Rewrite everything from the line containing "candle-body [725, 213, 729, 215]" down to the line containing "eye-crossed-icon[interactable] [114, 62, 128, 74]", changing "cci-bar" to "cci-column" and leaving the rest unchanged.

— Collected data entries —
####################

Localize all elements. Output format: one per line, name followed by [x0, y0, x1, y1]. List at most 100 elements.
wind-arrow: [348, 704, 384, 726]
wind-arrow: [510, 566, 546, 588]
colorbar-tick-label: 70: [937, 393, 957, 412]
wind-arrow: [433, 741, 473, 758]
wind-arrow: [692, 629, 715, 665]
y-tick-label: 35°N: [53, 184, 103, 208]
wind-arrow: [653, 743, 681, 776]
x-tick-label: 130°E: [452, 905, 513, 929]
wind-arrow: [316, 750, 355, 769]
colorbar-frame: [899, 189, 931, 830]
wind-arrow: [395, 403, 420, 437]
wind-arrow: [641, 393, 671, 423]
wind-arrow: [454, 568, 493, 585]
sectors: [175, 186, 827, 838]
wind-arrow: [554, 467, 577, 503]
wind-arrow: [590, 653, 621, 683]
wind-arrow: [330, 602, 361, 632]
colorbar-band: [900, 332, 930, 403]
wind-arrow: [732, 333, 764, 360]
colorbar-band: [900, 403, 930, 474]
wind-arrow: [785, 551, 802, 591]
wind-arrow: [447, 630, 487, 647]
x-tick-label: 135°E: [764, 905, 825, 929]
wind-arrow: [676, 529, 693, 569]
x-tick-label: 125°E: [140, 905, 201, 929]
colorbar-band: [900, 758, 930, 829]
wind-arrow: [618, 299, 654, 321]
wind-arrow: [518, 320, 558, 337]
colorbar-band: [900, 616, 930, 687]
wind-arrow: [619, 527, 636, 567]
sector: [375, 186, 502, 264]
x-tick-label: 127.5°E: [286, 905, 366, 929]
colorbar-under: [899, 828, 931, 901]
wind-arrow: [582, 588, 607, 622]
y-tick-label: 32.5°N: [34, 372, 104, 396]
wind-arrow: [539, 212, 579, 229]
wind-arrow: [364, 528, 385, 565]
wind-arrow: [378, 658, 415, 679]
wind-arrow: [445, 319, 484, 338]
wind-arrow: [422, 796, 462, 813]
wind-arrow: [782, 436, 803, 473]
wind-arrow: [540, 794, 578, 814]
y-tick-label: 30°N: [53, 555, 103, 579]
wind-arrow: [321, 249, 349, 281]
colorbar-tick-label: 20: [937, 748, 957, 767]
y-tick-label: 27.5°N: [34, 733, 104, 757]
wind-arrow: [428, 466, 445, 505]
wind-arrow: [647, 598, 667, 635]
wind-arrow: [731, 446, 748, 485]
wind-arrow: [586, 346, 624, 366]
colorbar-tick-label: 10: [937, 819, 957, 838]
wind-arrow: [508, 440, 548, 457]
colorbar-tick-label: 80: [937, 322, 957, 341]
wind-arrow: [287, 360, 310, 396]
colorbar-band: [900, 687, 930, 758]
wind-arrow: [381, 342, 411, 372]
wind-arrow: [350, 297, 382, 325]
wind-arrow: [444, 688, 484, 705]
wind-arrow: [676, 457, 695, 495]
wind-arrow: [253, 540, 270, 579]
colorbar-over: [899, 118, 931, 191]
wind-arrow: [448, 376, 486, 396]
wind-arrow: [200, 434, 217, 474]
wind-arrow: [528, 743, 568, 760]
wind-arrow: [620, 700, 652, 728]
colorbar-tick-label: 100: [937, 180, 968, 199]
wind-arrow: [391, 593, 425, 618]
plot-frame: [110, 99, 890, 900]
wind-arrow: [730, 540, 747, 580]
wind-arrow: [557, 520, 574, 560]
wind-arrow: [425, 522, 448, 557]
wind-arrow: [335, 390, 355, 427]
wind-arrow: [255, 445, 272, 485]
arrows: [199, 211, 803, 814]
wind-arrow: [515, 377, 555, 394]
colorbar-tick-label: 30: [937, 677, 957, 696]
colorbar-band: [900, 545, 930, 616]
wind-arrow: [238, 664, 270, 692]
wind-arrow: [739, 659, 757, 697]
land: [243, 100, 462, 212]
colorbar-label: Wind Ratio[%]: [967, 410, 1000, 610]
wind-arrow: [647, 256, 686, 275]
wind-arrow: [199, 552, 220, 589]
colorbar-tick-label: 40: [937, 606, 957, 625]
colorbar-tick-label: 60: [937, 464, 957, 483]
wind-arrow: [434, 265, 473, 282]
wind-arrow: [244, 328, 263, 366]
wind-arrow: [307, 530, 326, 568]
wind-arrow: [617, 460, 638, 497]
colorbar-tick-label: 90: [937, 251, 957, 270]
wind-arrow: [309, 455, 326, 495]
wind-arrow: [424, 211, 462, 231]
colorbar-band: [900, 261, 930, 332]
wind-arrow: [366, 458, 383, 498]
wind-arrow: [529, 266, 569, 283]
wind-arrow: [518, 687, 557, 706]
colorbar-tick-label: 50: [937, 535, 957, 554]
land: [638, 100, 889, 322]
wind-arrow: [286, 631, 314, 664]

####################

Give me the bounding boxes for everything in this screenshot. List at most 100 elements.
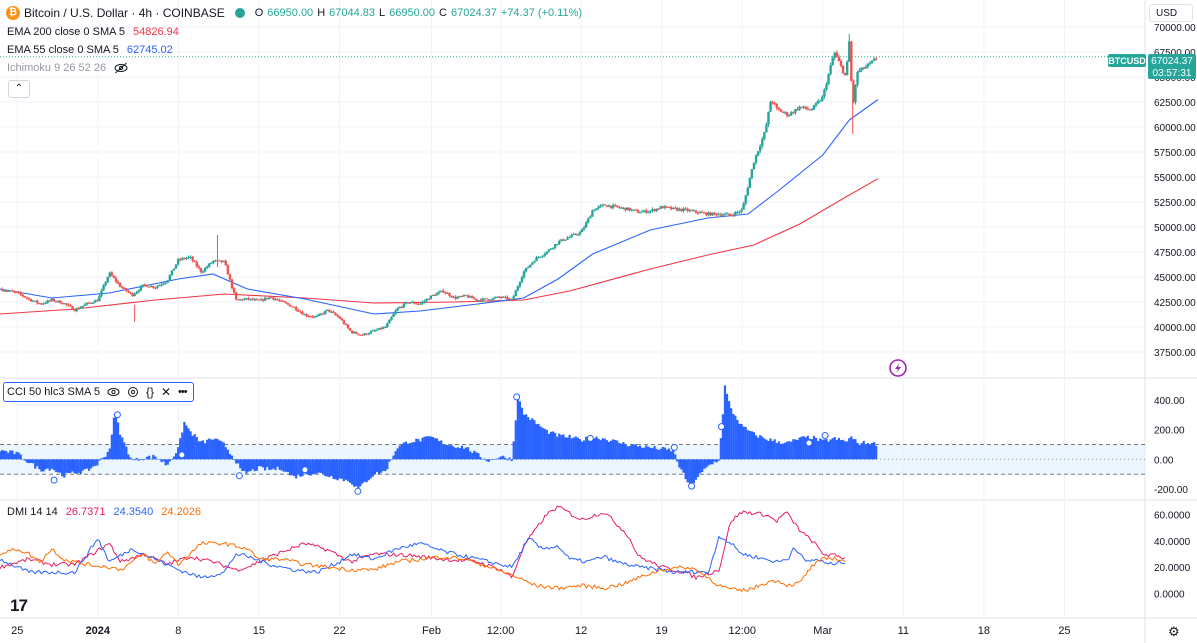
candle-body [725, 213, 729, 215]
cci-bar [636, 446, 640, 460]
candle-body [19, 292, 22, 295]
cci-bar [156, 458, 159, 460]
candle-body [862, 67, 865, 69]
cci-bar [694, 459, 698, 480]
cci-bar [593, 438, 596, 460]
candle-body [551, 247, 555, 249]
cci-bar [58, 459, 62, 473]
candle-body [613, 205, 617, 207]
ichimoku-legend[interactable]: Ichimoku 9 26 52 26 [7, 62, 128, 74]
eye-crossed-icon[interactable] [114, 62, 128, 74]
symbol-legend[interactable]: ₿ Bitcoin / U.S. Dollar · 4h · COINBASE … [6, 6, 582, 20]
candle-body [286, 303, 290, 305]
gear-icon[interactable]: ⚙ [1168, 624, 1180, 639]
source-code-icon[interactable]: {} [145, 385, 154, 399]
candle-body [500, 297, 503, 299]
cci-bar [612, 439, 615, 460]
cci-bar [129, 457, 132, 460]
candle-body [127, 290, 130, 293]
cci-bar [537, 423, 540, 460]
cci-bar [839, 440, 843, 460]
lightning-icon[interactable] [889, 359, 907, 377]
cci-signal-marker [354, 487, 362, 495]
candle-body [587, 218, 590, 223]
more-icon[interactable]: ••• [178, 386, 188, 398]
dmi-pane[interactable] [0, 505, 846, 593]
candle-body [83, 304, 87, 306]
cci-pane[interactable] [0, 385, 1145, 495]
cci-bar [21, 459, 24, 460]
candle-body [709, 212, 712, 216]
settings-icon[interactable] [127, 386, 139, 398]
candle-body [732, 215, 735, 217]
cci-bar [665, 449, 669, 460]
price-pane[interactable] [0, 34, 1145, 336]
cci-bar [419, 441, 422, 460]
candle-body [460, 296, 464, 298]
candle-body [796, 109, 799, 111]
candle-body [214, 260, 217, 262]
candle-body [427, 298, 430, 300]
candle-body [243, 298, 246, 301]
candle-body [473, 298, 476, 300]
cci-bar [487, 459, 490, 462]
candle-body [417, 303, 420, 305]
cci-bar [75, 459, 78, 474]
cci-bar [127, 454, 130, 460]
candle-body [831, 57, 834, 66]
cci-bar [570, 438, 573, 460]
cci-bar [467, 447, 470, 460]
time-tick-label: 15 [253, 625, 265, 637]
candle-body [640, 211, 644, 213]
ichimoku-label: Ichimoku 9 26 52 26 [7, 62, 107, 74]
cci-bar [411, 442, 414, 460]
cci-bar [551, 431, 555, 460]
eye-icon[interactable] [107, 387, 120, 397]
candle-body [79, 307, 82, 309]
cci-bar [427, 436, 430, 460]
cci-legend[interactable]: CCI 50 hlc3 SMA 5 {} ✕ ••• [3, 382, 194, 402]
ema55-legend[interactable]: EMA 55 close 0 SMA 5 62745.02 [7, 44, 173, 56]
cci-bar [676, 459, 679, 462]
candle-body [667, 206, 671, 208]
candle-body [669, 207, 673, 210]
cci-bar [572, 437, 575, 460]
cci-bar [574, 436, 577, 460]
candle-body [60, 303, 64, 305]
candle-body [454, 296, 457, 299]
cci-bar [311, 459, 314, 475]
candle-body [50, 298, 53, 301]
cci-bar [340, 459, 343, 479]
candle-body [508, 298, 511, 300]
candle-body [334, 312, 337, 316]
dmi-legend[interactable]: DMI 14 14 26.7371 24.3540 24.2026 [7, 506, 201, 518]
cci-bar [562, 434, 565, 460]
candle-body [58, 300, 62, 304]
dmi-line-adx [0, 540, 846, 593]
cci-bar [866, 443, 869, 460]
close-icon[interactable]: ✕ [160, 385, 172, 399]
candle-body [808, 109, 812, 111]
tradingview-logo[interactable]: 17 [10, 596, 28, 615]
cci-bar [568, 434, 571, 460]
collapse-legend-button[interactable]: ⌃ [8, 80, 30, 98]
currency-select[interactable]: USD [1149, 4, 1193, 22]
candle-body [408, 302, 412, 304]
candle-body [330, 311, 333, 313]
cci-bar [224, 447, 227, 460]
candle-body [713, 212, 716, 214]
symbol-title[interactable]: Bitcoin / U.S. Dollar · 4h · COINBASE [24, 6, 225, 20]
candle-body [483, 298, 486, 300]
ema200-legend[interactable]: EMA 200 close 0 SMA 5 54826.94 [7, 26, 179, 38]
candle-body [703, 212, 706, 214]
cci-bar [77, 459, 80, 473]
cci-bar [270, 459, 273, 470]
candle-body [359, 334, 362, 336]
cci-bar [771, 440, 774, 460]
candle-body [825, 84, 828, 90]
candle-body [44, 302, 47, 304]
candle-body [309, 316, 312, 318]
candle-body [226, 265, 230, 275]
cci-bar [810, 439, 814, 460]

####################

— Finished answer —
candle-body [725, 213, 729, 215]
cci-column [636, 446, 640, 460]
candle-body [19, 292, 22, 295]
cci-column [156, 458, 159, 460]
candle-body [862, 67, 865, 69]
cci-column [694, 459, 698, 480]
cci-column [593, 438, 596, 460]
candle-body [551, 247, 555, 249]
cci-column [58, 459, 62, 473]
candle-body [613, 205, 617, 207]
ichimoku-legend[interactable]: Ichimoku 9 26 52 26 [7, 62, 128, 74]
eye-crossed-icon[interactable] [114, 62, 128, 74]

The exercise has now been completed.